- [Set task]:
Among the records that follow, count the lines with the string "máte"; report only that count.

======== Data for this exercise

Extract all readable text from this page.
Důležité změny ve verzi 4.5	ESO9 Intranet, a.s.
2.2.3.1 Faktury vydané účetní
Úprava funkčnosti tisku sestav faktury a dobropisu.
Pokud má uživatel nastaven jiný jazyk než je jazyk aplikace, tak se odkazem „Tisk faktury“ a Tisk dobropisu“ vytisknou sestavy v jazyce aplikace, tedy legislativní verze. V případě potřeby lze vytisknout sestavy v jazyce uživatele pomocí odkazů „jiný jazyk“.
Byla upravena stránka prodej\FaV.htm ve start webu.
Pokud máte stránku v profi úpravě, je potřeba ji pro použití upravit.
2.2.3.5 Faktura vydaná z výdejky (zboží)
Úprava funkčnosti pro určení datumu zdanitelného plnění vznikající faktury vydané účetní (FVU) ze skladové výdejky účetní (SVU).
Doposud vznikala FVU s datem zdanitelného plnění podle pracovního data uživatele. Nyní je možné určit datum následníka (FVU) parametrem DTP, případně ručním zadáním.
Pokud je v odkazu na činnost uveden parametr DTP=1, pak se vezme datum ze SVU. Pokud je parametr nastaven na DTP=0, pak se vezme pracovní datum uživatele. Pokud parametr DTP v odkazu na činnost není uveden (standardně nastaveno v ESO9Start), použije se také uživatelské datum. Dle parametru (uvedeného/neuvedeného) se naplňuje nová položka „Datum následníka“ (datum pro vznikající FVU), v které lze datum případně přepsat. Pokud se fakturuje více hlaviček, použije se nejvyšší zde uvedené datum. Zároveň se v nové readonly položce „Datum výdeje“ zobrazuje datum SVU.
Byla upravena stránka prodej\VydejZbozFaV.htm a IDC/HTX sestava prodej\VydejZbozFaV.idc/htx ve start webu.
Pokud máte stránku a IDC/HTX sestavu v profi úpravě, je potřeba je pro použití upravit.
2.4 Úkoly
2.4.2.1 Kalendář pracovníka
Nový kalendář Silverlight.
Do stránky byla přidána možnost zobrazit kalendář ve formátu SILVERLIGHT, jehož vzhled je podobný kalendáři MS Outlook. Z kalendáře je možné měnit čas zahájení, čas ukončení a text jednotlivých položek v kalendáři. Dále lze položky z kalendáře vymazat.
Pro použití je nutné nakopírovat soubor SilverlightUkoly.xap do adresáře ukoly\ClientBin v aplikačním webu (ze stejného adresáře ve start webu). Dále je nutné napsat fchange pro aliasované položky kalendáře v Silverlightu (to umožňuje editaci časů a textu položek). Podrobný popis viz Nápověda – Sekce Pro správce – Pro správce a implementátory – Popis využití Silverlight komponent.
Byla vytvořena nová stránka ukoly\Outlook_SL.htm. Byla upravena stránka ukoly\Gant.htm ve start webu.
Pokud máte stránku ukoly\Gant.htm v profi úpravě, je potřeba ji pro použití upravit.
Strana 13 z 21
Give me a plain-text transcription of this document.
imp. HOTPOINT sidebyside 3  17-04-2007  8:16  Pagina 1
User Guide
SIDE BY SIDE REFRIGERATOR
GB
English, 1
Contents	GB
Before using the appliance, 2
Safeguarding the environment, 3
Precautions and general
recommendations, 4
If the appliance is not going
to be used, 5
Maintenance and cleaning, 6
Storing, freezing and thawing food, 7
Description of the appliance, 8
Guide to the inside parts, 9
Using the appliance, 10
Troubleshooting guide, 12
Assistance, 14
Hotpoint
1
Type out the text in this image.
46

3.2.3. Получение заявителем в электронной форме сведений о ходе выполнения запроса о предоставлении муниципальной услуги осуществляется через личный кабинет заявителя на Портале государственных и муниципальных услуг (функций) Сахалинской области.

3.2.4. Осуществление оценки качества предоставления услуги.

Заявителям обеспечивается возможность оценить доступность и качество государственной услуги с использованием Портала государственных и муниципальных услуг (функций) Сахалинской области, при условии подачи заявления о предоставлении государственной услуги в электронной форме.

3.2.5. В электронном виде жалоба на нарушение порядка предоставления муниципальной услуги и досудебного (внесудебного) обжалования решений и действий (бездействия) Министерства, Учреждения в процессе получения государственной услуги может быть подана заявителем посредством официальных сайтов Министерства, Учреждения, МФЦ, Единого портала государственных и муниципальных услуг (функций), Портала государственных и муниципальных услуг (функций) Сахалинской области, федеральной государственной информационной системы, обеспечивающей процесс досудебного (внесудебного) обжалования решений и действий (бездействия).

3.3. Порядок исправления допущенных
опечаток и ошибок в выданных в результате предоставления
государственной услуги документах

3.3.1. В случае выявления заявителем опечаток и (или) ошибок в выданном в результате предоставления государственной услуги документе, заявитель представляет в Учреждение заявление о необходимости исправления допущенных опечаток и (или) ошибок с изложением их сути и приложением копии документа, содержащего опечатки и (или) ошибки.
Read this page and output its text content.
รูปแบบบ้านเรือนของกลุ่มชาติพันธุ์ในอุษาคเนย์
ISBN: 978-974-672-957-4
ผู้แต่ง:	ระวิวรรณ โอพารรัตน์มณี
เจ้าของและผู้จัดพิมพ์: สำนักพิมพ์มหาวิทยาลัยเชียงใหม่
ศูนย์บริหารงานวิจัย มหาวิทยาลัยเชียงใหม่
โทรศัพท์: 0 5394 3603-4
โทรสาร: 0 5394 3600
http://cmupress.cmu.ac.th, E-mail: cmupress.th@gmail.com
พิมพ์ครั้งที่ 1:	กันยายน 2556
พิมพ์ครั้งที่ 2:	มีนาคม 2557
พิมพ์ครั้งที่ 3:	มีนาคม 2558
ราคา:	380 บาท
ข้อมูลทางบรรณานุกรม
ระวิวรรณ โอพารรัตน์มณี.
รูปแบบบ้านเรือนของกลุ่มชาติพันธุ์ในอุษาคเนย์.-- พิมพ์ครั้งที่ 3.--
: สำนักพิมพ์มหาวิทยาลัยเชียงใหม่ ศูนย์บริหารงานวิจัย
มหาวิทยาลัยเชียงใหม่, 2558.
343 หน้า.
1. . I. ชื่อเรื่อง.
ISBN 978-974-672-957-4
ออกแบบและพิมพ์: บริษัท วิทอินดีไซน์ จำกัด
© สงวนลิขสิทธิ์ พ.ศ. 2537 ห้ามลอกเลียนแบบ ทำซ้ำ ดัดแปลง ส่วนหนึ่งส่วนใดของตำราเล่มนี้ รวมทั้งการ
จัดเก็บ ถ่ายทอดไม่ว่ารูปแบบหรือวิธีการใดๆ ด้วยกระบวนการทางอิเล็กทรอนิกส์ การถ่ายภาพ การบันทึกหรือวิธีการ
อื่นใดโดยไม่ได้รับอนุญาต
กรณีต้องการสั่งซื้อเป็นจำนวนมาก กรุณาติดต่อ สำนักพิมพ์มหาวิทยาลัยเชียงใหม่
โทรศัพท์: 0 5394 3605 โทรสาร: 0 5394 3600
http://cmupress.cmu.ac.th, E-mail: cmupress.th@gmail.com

================

- [Answer below]:
3